◆ **Stated exercise**
Rewrite all of the material below as a numbered list, one item per line, with blank lines omitted and the pictures left out.

◆ **Data entries**

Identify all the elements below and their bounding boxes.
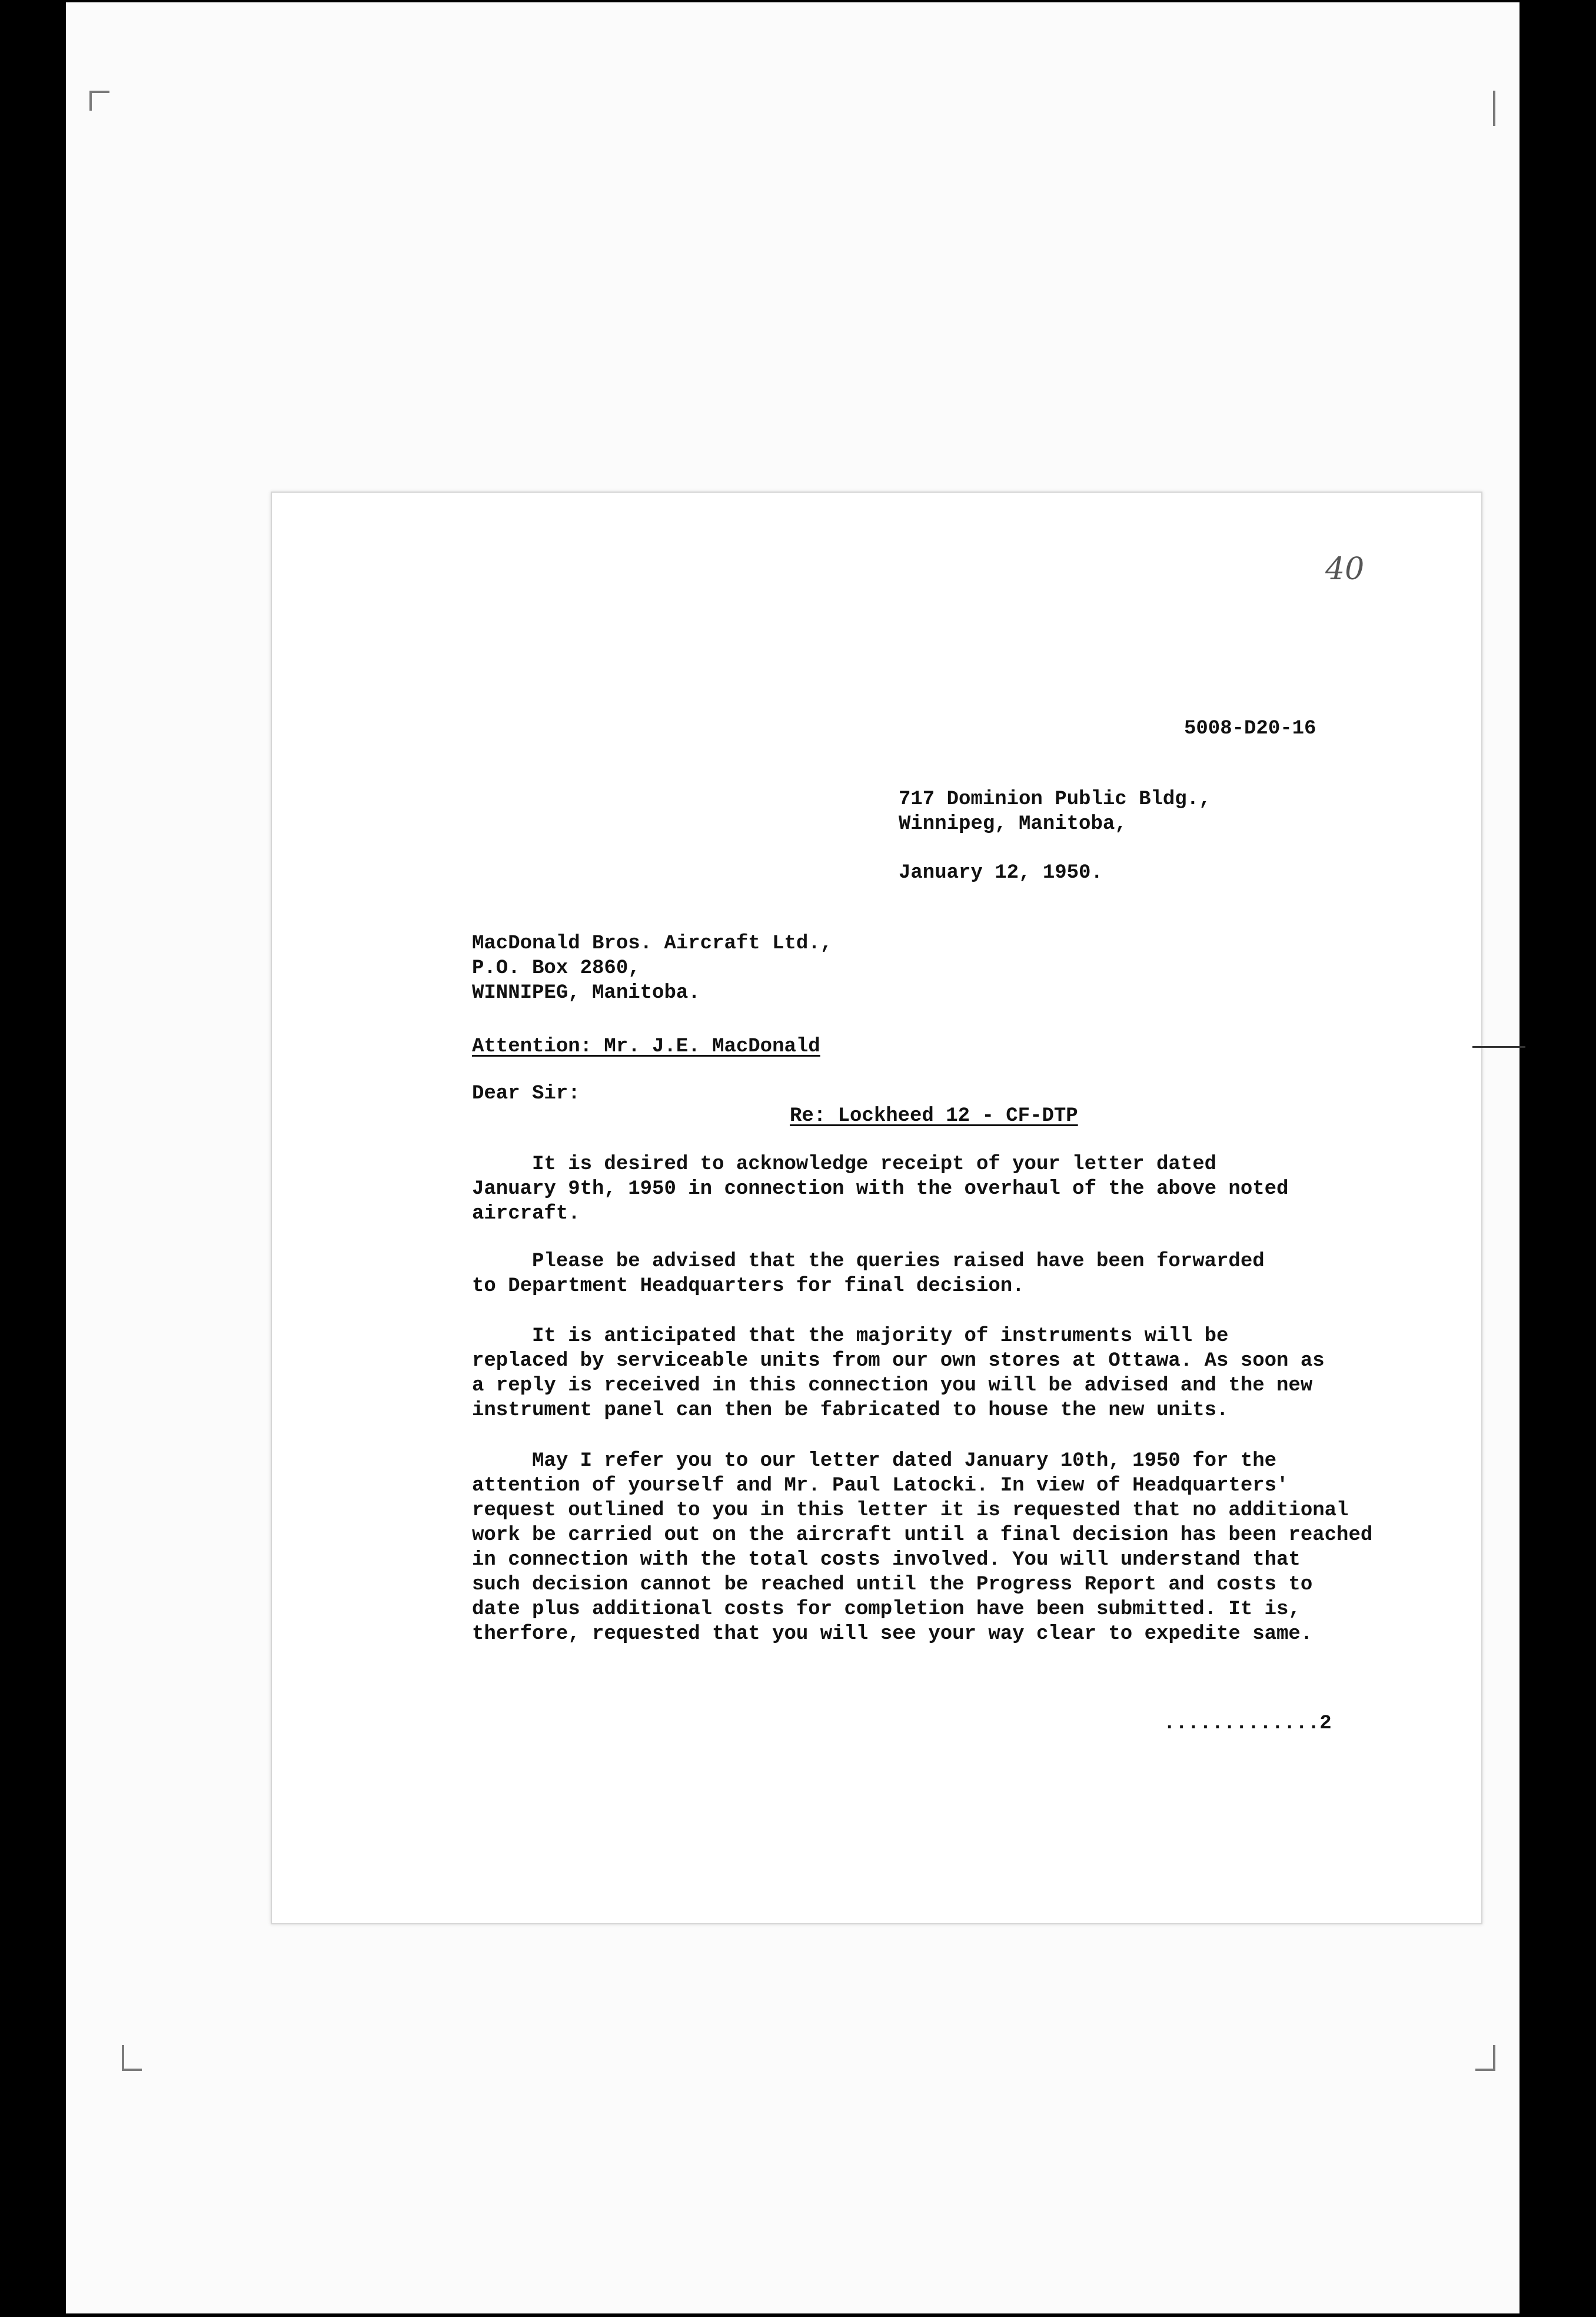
body-paragraph-4: May I refer you to our letter dated January 10th, 1950 for the attention of yourself and Mr. Paul Latocki. In view of Headquarters' request outlined to you in this letter it is requested that no additional work be carried out on the aircraft until a final decision has been reached in connection with the total costs involved. You will understand that such decision cannot be reached until the Progress Report and costs to date plus additional costs for completion have been submitted. It is, therfore, requested that you will see your way clear to expedite same. (472, 1450, 1373, 1645)
body-paragraph-3: It is anticipated that the majority of instruments will be replaced by serviceable units from our own stores at Ottawa. As soon as a reply is received in this connection you will be advised and the new instrument panel can then be fabricated to house the new units. (472, 1325, 1325, 1422)
sender-address-line-1: 717 Dominion Public Bldg., (899, 788, 1211, 811)
letter-date: January 12, 1950. (899, 862, 1103, 884)
attention-line: Attention: Mr. J.E. MacDonald (472, 1035, 820, 1058)
salutation: Dear Sir: (472, 1083, 580, 1105)
recipient-line-2: P.O. Box 2860, (472, 957, 640, 980)
body-paragraph-2: Please be advised that the queries raised have been forwarded to Department Headquarters for final decision. (472, 1250, 1265, 1297)
letter-page (271, 492, 1482, 1924)
recipient-line-1: MacDonald Bros. Aircraft Ltd., (472, 932, 833, 955)
subject-line: Re: Lockheed 12 - CF-DTP (790, 1105, 1078, 1127)
recipient-line-3: WINNIPEG, Manitoba. (472, 982, 700, 1004)
crop-mark-bottom-right (1475, 2045, 1495, 2071)
continuation-marker: .............2 (1163, 1712, 1332, 1735)
body-paragraph-1: It is desired to acknowledge receipt of your letter dated January 9th, 1950 in connection with the overhaul of the above noted aircraft. (472, 1153, 1289, 1225)
crop-mark-bottom-left (122, 2045, 142, 2071)
crop-mark-top-left (89, 91, 109, 111)
margin-tick-right (1472, 1046, 1525, 1048)
crop-mark-top-right (1475, 91, 1495, 126)
recipient-address (472, 931, 832, 1005)
handwritten-page-mark: 40 (1325, 552, 1365, 587)
sender-address (899, 787, 1211, 836)
sender-address-line-2: Winnipeg, Manitoba, (899, 813, 1127, 835)
file-number: 5008-D20-16 (1184, 718, 1316, 740)
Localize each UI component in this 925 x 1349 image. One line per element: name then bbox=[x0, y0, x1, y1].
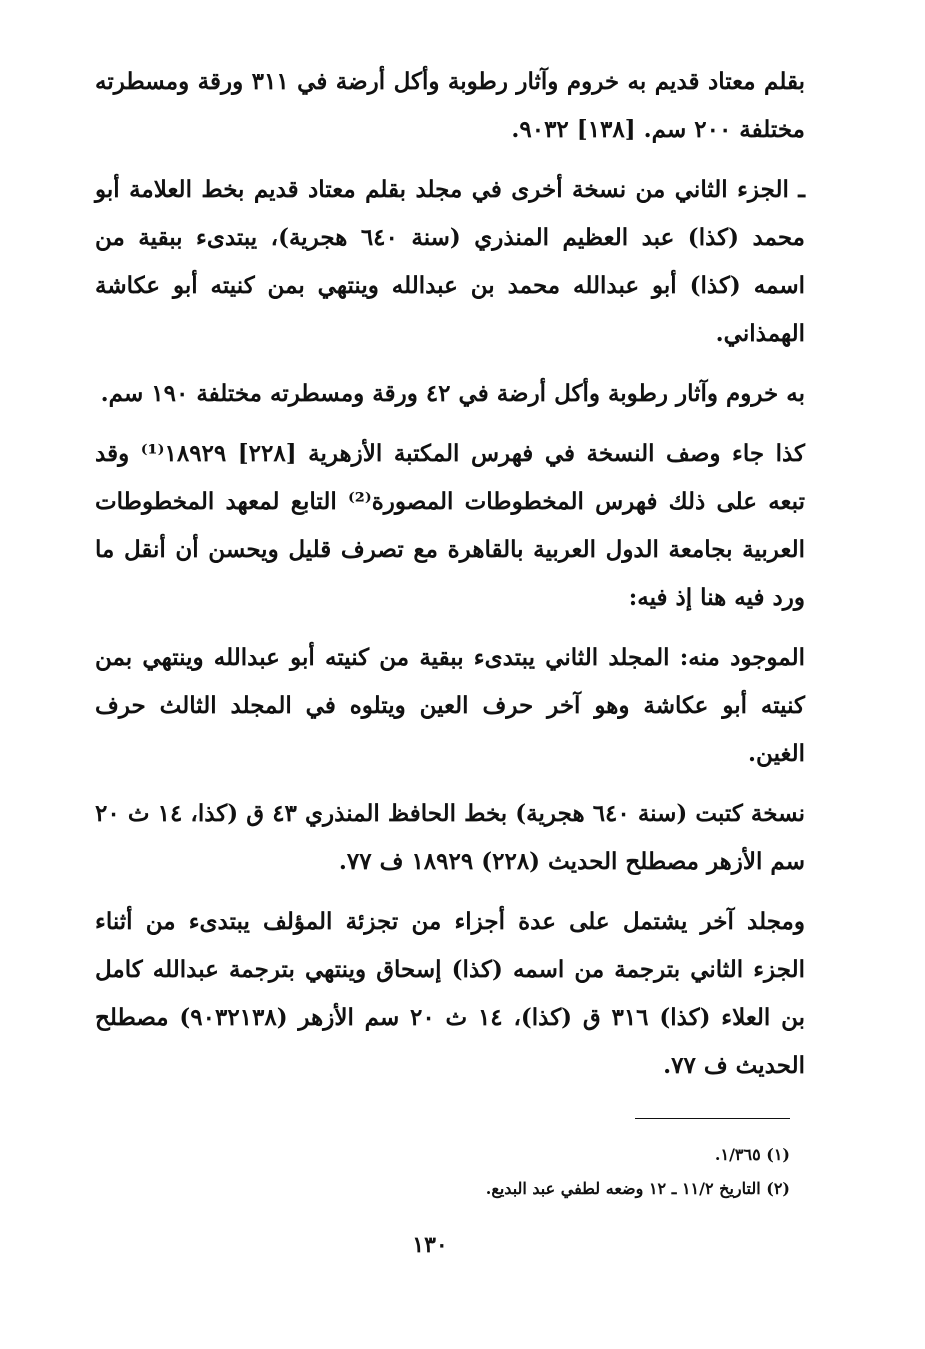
paragraph-2: ـ الجزء الثاني من نسخة أخرى في مجلد بقلم معتاد قديم بخط العلامة أبو محمد (كذا) عبد العظيم المنذري (سنة ٦٤٠ هجرية)، يبتدىء ببقية من اسمه (كذا) أبو عبدالله محمد بن عبدالله وينتهي بمن كنيته أبو عكاشة الهمذاني. bbox=[95, 176, 805, 347]
paragraph-4: كذا جاء وصف النسخة في فهرس المكتبة الأزهرية [٢٢٨] ١٨٩٢٩⁽¹⁾ وقد تبعه على ذلك فهرس المخطوطات المصورة⁽²⁾ التابع لمعهد المخطوطات العربية بجامعة الدول العربية بالقاهرة مع تصرف قليل ويحسن أن أنقل ما ورد فيه هنا إذ فيه: bbox=[95, 440, 805, 611]
footnote-2: (٢) التاريخ ١١/٢ ـ ١٢ وضعه لطفي عبد البديع. bbox=[485, 1179, 790, 1198]
paragraph-7: ومجلد آخر يشتمل على عدة أجزاء من تجزئة المؤلف يبتدىء من أثناء الجزء الثاني بترجمة من اسمه (كذا) إسحاق وينتهي بترجمة عبدالله كامل بن العلاء (كذا) ٣١٦ ق (كذا)، ١٤ ث ٢٠ سم الأزهر (٩٠٣٢١٣٨) مصطلح الحديث ف ٧٧. bbox=[95, 908, 806, 1079]
paragraph-5: الموجود منه: المجلد الثاني يبتدىء ببقية من كنيته أبو عبدالله وينتهي بمن كنيته أبو عكاشة وهو آخر حرف العين ويتلوه في المجلد الثالث حرف الغين. bbox=[95, 644, 805, 767]
footnote-1: (١) ١/٣٦٥. bbox=[714, 1145, 790, 1164]
footnote-separator bbox=[635, 1118, 790, 1119]
footnotes bbox=[290, 1138, 790, 1206]
paragraph-6: نسخة كتبت (سنة ٦٤٠ هجرية) بخط الحافظ المنذري ٤٣ ق (كذا، ١٤ ث ٢٠ سم الأزهر مصطلح الحديث (٢٢٨) ١٨٩٢٩ ف ٧٧. bbox=[95, 800, 805, 875]
paragraph-3: به خروم وآثار رطوبة وأكل أرضة في ٤٢ ورقة ومسطرته مختلفة ١٩٠ سم. bbox=[100, 380, 805, 407]
body-text-block bbox=[95, 58, 805, 1102]
paragraph-1: بقلم معتاد قديم به خروم وآثار رطوبة وأكل أرضة في ٣١١ ورقة ومسطرته مختلفة ٢٠٠ سم. [١٣٨] ٩٠٣٢. bbox=[95, 68, 805, 143]
page-number: ١٣٠ bbox=[412, 1232, 448, 1258]
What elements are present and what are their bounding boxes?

◆ **Response to this exercise**
1. Identify all the elements below and their bounding boxes.
2. body-paragraph-4: May I refer you to our letter dated January 10th, 1950 for the attention of yourself and Mr. Paul Latocki. In view of Headquarters' request outlined to you in this letter it is requested that no additional work be carried out on the aircraft until a final decision has been reached in connection with the total costs involved. You will understand that such decision cannot be reached until the Progress Report and costs to date plus additional costs for completion have been submitted. It is, therfore, requested that you will see your way clear to expedite same. (472, 1450, 1373, 1645)
3. body-paragraph-3: It is anticipated that the majority of instruments will be replaced by serviceable units from our own stores at Ottawa. As soon as a reply is received in this connection you will be advised and the new instrument panel can then be fabricated to house the new units. (472, 1325, 1325, 1422)
4. sender-address-line-1: 717 Dominion Public Bldg., (899, 788, 1211, 811)
5. letter-date: January 12, 1950. (899, 862, 1103, 884)
6. attention-line: Attention: Mr. J.E. MacDonald (472, 1035, 820, 1058)
7. salutation: Dear Sir: (472, 1083, 580, 1105)
8. recipient-line-2: P.O. Box 2860, (472, 957, 640, 980)
9. body-paragraph-2: Please be advised that the queries raised have been forwarded to Department Headquarters for final decision. (472, 1250, 1265, 1297)
10. letter-page (271, 492, 1482, 1924)
11. recipient-line-1: MacDonald Bros. Aircraft Ltd., (472, 932, 833, 955)
12. subject-line: Re: Lockheed 12 - CF-DTP (790, 1105, 1078, 1127)
13. recipient-line-3: WINNIPEG, Manitoba. (472, 982, 700, 1004)
14. crop-mark-bottom-right (1475, 2045, 1495, 2071)
15. continuation-marker: .............2 (1163, 1712, 1332, 1735)
16. body-paragraph-1: It is desired to acknowledge receipt of your letter dated January 9th, 1950 in connection with the overhaul of the above noted aircraft. (472, 1153, 1289, 1225)
17. crop-mark-bottom-left (122, 2045, 142, 2071)
18. crop-mark-top-left (89, 91, 109, 111)
19. margin-tick-right (1472, 1046, 1525, 1048)
20. crop-mark-top-right (1475, 91, 1495, 126)
21. recipient-address (472, 931, 832, 1005)
22. handwritten-page-mark: 40 (1325, 552, 1365, 587)
23. sender-address (899, 787, 1211, 836)
24. sender-address-line-2: Winnipeg, Manitoba, (899, 813, 1127, 835)
25. file-number: 5008-D20-16 (1184, 718, 1316, 740)
26. Localize each UI component in this 925 x 1349 image. One line per element: name then bbox=[x0, y0, x1, y1].
27. paragraph-2: ـ الجزء الثاني من نسخة أخرى في مجلد بقلم معتاد قديم بخط العلامة أبو محمد (كذا) عبد العظيم المنذري (سنة ٦٤٠ هجرية)، يبتدىء ببقية من اسمه (كذا) أبو عبدالله محمد بن عبدالله وينتهي بمن كنيته أبو عكاشة الهمذاني. bbox=[95, 176, 805, 347]
28. paragraph-4: كذا جاء وصف النسخة في فهرس المكتبة الأزهرية [٢٢٨] ١٨٩٢٩⁽¹⁾ وقد تبعه على ذلك فهرس المخطوطات المصورة⁽²⁾ التابع لمعهد المخطوطات العربية بجامعة الدول العربية بالقاهرة مع تصرف قليل ويحسن أن أنقل ما ورد فيه هنا إذ فيه: bbox=[95, 440, 805, 611]
29. footnote-2: (٢) التاريخ ١١/٢ ـ ١٢ وضعه لطفي عبد البديع. bbox=[485, 1179, 790, 1198]
30. paragraph-7: ومجلد آخر يشتمل على عدة أجزاء من تجزئة المؤلف يبتدىء من أثناء الجزء الثاني بترجمة من اسمه (كذا) إسحاق وينتهي بترجمة عبدالله كامل بن العلاء (كذا) ٣١٦ ق (كذا)، ١٤ ث ٢٠ سم الأزهر (٩٠٣٢١٣٨) مصطلح الحديث ف ٧٧. bbox=[95, 908, 806, 1079]
31. paragraph-5: الموجود منه: المجلد الثاني يبتدىء ببقية من كنيته أبو عبدالله وينتهي بمن كنيته أبو عكاشة وهو آخر حرف العين ويتلوه في المجلد الثالث حرف الغين. bbox=[95, 644, 805, 767]
32. footnote-1: (١) ١/٣٦٥. bbox=[714, 1145, 790, 1164]
33. footnote-separator bbox=[635, 1118, 790, 1119]
34. footnotes bbox=[290, 1138, 790, 1206]
35. paragraph-6: نسخة كتبت (سنة ٦٤٠ هجرية) بخط الحافظ المنذري ٤٣ ق (كذا، ١٤ ث ٢٠ سم الأزهر مصطلح الحديث (٢٢٨) ١٨٩٢٩ ف ٧٧. bbox=[95, 800, 805, 875]
36. paragraph-3: به خروم وآثار رطوبة وأكل أرضة في ٤٢ ورقة ومسطرته مختلفة ١٩٠ سم. bbox=[100, 380, 805, 407]
37. body-text-block bbox=[95, 58, 805, 1102]
38. paragraph-1: بقلم معتاد قديم به خروم وآثار رطوبة وأكل أرضة في ٣١١ ورقة ومسطرته مختلفة ٢٠٠ سم. [١٣٨] ٩٠٣٢. bbox=[95, 68, 805, 143]
39. page-number: ١٣٠ bbox=[412, 1232, 448, 1258]
40. What elements are present and what are their bounding boxes?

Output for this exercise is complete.